* What is asked:
Find every line below that contains the word "érdekében" and copy it out.

* Input material:
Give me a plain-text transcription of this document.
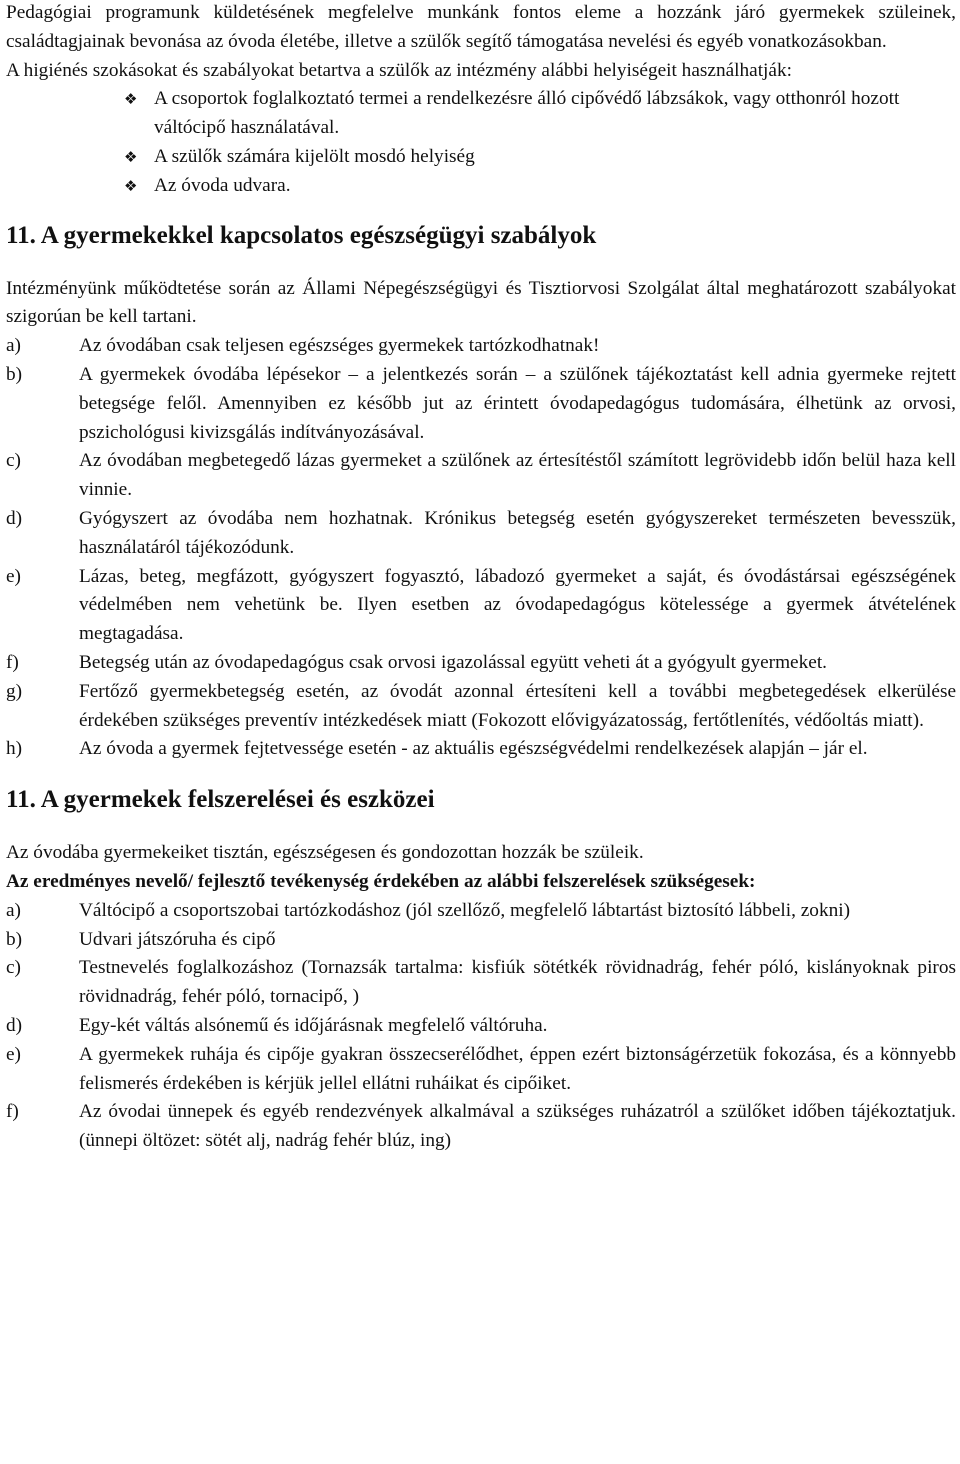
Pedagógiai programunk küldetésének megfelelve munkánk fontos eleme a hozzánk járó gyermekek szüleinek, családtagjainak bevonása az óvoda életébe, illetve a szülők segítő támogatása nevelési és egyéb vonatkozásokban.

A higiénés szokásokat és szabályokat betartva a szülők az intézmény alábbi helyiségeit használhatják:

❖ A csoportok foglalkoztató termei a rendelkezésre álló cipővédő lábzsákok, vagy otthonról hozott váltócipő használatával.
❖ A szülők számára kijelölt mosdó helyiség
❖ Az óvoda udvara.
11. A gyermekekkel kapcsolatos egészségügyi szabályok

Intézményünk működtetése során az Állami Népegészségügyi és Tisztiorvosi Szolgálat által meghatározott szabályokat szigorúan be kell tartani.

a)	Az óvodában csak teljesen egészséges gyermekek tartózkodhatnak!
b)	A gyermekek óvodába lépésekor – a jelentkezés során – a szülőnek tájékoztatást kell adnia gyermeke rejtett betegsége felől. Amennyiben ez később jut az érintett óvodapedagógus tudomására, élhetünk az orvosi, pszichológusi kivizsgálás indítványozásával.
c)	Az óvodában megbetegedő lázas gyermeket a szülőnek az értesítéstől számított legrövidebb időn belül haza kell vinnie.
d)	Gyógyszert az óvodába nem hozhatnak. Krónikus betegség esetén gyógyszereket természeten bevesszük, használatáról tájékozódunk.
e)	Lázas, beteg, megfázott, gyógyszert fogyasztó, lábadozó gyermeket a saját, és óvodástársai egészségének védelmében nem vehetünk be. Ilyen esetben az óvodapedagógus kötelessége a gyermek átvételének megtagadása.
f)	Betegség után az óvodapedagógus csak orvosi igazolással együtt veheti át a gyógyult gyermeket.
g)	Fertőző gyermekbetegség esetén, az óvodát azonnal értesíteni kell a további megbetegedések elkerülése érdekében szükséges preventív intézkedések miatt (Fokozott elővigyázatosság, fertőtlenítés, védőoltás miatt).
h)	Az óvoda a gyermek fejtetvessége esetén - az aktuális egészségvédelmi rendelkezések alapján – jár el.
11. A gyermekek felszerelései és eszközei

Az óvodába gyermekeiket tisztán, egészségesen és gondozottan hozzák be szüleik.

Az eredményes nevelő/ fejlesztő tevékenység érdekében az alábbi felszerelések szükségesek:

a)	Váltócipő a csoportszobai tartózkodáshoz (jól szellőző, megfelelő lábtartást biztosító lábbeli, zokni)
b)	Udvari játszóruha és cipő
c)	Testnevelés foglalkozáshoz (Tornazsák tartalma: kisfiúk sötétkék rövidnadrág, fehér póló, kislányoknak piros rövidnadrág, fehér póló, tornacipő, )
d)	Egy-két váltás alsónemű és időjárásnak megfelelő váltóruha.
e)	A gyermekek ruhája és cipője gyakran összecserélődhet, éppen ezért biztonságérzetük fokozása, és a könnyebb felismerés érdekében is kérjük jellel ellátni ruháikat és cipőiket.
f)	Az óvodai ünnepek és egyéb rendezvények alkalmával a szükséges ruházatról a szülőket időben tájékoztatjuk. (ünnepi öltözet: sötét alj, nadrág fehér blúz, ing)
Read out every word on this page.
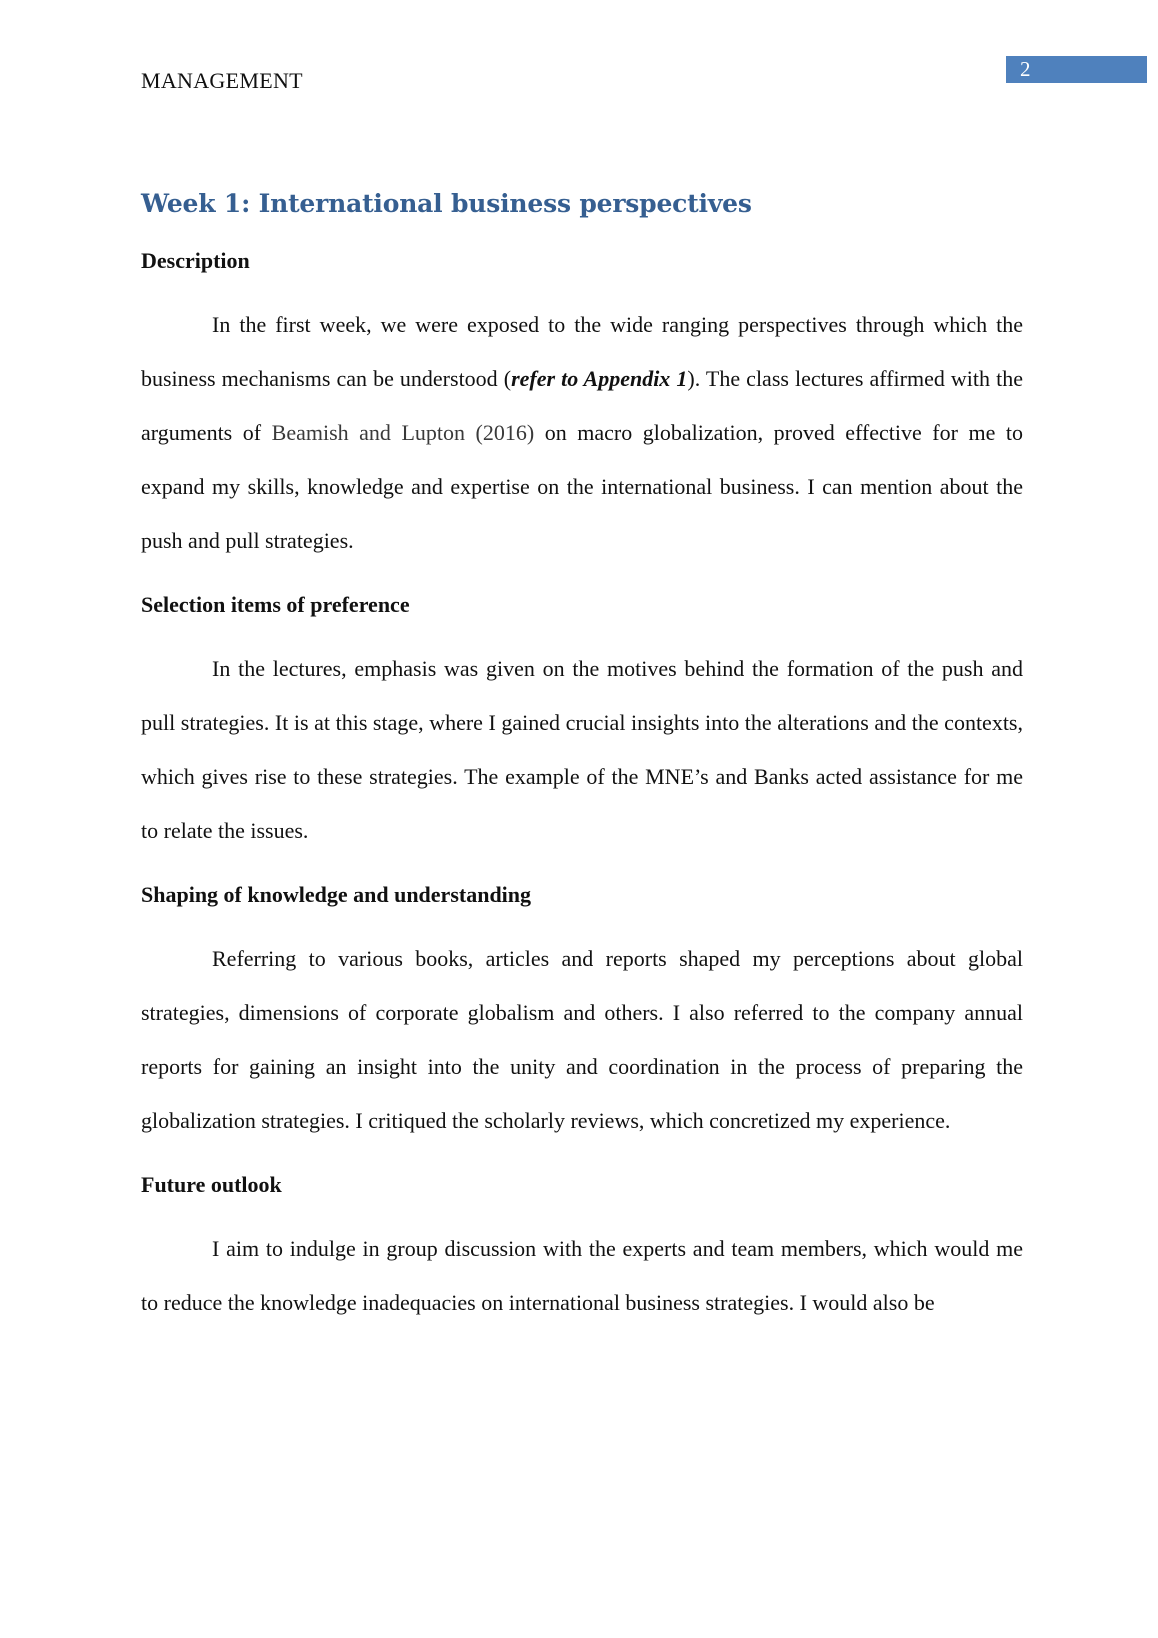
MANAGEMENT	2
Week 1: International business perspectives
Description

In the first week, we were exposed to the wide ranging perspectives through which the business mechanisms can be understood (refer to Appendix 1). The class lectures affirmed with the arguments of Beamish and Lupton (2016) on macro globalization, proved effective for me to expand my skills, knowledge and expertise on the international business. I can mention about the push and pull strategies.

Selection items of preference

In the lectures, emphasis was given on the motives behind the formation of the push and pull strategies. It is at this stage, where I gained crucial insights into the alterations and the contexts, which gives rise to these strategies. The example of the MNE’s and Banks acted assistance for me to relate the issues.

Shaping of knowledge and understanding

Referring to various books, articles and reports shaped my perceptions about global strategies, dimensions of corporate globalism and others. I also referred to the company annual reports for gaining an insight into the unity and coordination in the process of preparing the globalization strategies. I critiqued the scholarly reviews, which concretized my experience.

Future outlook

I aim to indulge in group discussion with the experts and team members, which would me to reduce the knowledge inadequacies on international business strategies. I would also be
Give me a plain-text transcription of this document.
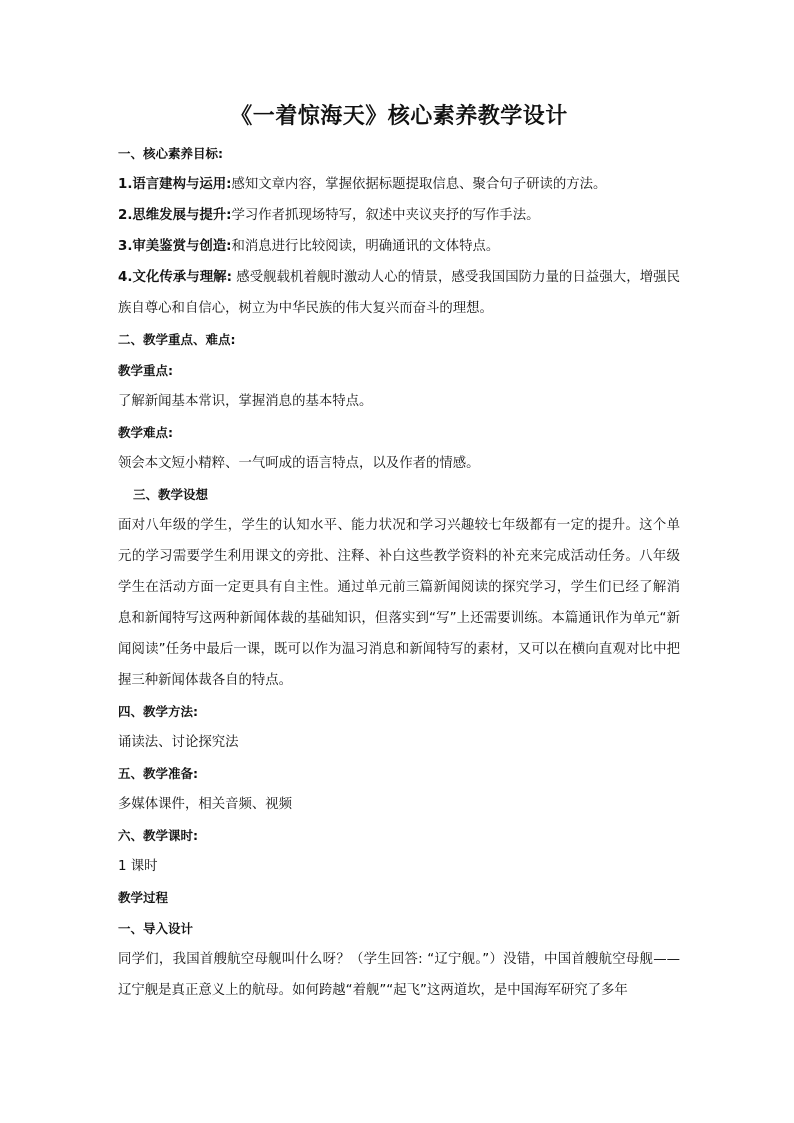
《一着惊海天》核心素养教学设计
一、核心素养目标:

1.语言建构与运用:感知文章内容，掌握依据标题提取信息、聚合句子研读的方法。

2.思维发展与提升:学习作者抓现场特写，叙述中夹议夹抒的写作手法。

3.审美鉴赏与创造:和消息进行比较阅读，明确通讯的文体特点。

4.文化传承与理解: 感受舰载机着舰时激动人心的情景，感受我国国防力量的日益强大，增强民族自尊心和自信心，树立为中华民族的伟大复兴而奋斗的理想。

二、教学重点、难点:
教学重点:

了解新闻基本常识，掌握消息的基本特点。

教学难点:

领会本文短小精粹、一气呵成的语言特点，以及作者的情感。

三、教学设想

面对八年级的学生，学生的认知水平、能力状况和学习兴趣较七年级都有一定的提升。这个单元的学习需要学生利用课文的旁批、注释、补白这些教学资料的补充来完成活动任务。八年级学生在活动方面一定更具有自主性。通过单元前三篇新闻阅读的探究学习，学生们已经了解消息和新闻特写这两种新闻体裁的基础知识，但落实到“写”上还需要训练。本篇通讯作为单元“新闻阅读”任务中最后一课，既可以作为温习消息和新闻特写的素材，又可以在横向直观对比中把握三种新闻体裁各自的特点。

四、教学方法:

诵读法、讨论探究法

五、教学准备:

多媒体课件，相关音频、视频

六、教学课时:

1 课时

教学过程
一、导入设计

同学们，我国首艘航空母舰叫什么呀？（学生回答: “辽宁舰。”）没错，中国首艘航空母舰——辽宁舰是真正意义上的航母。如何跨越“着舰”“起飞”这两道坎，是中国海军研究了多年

* Problem solution:
g)	Fertőző gyermekbetegség esetén, az óvodát azonnal értesíteni kell a további megbetegedések elkerülése érdekében szükséges preventív intézkedések miatt (Fokozott elővigyázatosság, fertőtlenítés, védőoltás miatt).
Az eredményes nevelő/ fejlesztő tevékenység érdekében az alábbi felszerelések szükségesek:
e)	A gyermekek ruhája és cipője gyakran összecserélődhet, éppen ezért biztonságérzetük fokozása, és a könnyebb felismerés érdekében is kérjük jellel ellátni ruháikat és cipőiket.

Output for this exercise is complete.